__DESCRIPTION OF THE TASK__. Will you write out the data exactly, excluding every picture?

..............................

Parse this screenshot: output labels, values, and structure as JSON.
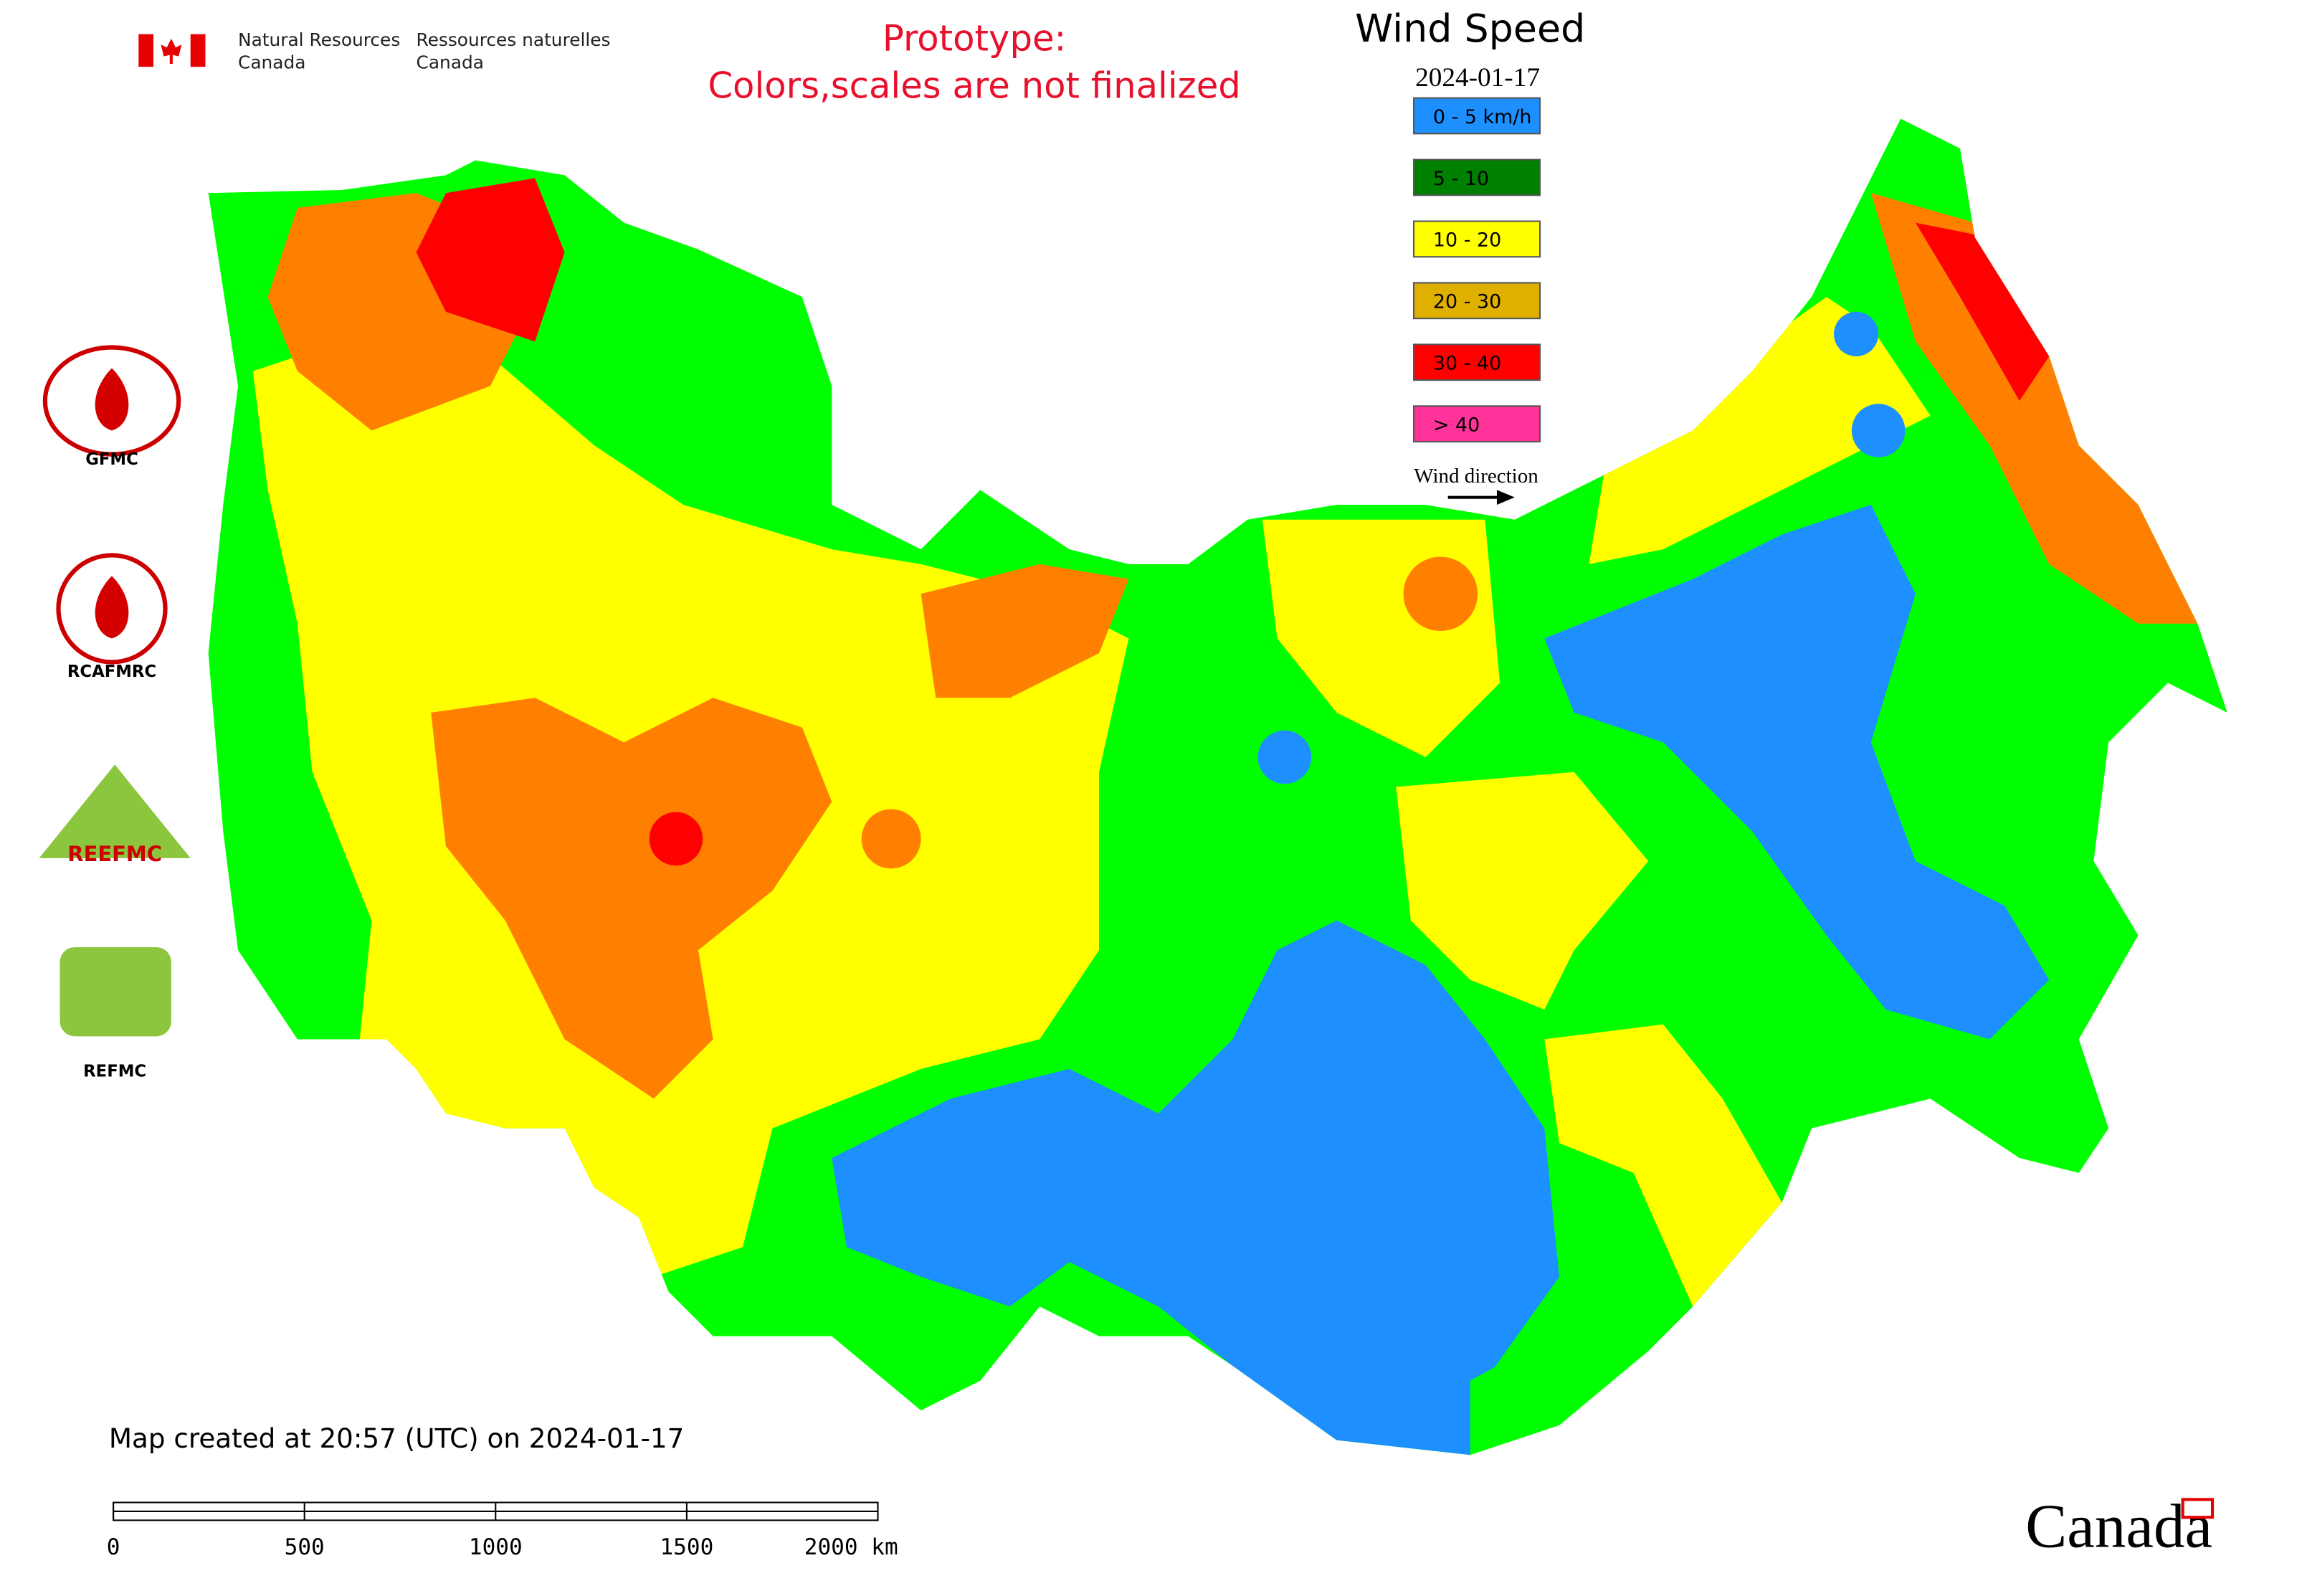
{
  "header": {
    "org_en_line1": "Natural Resources",
    "org_en_line2": "Canada",
    "org_fr_line1": "Ressources naturelles",
    "org_fr_line2": "Canada"
  },
  "notice": {
    "line1": "Prototype:",
    "line2": "Colors,scales are not finalized"
  },
  "legend": {
    "title": "Wind Speed",
    "date": "2024-01-17",
    "items": [
      {
        "label": "0 - 5 km/h",
        "color": "#1e8fff"
      },
      {
        "label": "5 - 10",
        "color": "#008000"
      },
      {
        "label": "10 - 20",
        "color": "#ffff00"
      },
      {
        "label": "20 - 30",
        "color": "#e0b000"
      },
      {
        "label": "30 - 40",
        "color": "#ff0000"
      },
      {
        "label": "> 40",
        "color": "#ff3399"
      }
    ],
    "direction_label": "Wind direction"
  },
  "logos": [
    {
      "label": "GFMC"
    },
    {
      "label": "RCAFMRC"
    },
    {
      "label": "REEFMC"
    },
    {
      "label": "REFMC"
    }
  ],
  "footer": {
    "created": "Map created at 20:57 (UTC) on 2024-01-17",
    "scale_labels": [
      "0",
      "500",
      "1000",
      "1500",
      "2000 km"
    ],
    "wordmark": "Canada"
  }
}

..............................

__THE OUTPUT__.
Parse this screenshot: output labels, values, and structure as JSON.
{
  "header": {
    "org_en_line1": "Natural Resources",
    "org_en_line2": "Canada",
    "org_fr_line1": "Ressources naturelles",
    "org_fr_line2": "Canada"
  },
  "notice": {
    "line1": "Prototype:",
    "line2": "Colors,scales are not finalized"
  },
  "legend": {
    "title": "Wind Speed",
    "date": "2024-01-17",
    "items": [
      {
        "label": "0 - 5 km/h",
        "color": "#1e8fff"
      },
      {
        "label": "5 - 10",
        "color": "#008000"
      },
      {
        "label": "10 - 20",
        "color": "#ffff00"
      },
      {
        "label": "20 - 30",
        "color": "#e0b000"
      },
      {
        "label": "30 - 40",
        "color": "#ff0000"
      },
      {
        "label": "> 40",
        "color": "#ff3399"
      }
    ],
    "direction_label": "Wind direction"
  },
  "logos": [
    {
      "label": "GFMC"
    },
    {
      "label": "RCAFMRC"
    },
    {
      "label": "REEFMC"
    },
    {
      "label": "REFMC"
    }
  ],
  "footer": {
    "created": "Map created at 20:57 (UTC) on 2024-01-17",
    "scale_labels": [
      "0",
      "500",
      "1000",
      "1500",
      "2000 km"
    ],
    "wordmark": "Canada"
  }
}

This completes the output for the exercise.